Stored entries
# # # # #

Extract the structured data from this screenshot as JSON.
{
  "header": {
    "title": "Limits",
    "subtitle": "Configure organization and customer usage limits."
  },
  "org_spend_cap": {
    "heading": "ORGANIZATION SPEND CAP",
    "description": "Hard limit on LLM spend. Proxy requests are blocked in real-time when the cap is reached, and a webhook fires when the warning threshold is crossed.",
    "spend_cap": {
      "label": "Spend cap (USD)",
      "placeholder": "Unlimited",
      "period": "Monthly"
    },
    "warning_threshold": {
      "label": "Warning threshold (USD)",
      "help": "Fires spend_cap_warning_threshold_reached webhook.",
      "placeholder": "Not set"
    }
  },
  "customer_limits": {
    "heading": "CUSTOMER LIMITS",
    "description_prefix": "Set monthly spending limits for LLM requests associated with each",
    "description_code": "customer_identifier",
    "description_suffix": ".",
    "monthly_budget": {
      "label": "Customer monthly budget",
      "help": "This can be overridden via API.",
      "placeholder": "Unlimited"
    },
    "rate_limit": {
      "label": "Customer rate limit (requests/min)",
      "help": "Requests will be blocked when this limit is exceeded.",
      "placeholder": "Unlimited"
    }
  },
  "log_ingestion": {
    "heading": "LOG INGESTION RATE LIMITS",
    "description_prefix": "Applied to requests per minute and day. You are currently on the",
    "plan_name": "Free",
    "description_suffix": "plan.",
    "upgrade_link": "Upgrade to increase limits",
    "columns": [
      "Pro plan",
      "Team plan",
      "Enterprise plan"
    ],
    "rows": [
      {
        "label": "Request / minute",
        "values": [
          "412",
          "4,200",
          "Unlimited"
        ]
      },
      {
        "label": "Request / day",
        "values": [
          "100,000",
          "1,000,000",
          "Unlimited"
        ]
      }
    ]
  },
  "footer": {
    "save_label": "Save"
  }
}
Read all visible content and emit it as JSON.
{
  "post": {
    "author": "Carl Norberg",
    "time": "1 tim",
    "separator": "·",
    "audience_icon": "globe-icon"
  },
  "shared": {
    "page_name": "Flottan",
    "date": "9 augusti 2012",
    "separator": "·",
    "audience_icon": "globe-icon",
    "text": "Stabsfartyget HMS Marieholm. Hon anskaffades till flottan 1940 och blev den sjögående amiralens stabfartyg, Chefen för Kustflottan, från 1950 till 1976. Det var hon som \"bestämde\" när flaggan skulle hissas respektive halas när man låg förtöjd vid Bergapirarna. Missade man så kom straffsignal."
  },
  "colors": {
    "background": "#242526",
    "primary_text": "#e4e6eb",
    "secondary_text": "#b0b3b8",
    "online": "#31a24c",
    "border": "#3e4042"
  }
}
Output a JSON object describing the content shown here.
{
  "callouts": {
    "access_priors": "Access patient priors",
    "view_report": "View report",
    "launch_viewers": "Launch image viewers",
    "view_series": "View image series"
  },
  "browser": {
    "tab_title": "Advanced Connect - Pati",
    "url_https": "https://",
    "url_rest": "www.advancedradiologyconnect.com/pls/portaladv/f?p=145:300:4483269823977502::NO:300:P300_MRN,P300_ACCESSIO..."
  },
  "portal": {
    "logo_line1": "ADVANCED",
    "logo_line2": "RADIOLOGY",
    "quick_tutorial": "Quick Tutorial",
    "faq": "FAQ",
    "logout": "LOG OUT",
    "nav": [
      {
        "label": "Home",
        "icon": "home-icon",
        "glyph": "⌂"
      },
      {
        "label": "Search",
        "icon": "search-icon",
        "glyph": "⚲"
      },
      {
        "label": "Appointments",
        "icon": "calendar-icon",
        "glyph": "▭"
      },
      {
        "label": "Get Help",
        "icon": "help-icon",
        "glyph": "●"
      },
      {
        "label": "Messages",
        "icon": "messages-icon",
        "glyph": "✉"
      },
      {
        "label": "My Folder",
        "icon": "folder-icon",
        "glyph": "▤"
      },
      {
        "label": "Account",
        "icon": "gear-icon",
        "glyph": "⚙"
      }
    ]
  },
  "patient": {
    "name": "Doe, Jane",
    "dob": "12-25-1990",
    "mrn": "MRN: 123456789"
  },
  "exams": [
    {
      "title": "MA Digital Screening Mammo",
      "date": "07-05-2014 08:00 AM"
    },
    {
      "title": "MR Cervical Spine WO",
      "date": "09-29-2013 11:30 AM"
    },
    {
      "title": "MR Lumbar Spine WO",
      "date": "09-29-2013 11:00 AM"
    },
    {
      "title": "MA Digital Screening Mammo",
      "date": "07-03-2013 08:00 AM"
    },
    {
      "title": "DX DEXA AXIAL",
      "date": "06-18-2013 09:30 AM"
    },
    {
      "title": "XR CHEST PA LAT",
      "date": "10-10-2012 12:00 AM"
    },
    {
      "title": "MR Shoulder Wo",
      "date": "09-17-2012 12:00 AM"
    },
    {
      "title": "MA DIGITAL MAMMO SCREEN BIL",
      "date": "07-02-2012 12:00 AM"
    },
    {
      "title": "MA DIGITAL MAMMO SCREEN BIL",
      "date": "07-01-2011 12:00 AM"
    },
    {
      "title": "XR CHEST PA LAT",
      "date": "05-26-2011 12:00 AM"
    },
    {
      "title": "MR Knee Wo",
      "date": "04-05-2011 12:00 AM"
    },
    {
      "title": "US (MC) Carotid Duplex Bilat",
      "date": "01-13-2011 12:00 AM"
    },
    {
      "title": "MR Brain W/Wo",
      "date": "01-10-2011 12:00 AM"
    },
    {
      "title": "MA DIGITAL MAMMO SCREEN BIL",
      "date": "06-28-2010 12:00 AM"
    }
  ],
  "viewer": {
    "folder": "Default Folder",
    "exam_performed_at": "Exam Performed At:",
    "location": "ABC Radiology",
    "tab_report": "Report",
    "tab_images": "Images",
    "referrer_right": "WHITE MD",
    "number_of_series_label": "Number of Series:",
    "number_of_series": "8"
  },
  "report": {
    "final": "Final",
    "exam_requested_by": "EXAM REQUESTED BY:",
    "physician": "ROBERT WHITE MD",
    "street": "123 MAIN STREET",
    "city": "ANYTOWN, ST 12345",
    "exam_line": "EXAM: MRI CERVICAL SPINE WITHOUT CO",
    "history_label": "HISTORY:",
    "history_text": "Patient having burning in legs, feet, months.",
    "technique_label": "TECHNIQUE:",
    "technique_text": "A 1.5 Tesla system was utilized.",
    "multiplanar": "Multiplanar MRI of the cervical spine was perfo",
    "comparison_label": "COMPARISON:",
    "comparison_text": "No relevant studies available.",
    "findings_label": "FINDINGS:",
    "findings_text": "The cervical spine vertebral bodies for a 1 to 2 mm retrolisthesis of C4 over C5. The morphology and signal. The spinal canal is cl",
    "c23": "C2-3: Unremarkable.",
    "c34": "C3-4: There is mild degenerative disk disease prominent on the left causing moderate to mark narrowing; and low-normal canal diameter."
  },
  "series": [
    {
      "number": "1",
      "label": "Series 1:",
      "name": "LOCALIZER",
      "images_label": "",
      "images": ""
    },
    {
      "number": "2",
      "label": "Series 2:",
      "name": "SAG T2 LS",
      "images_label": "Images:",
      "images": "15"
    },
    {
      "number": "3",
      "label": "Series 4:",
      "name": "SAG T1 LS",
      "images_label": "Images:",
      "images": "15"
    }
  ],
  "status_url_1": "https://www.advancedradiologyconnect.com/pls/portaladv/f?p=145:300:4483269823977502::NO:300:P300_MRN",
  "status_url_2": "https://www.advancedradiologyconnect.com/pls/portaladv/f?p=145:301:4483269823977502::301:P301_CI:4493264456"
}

# # # # #

- [REQUIREMENTS]: Only a number is wanted here: how many lines in the data above include the string "heading"?

- [RESPONSE TO THE EXERCISE]: 3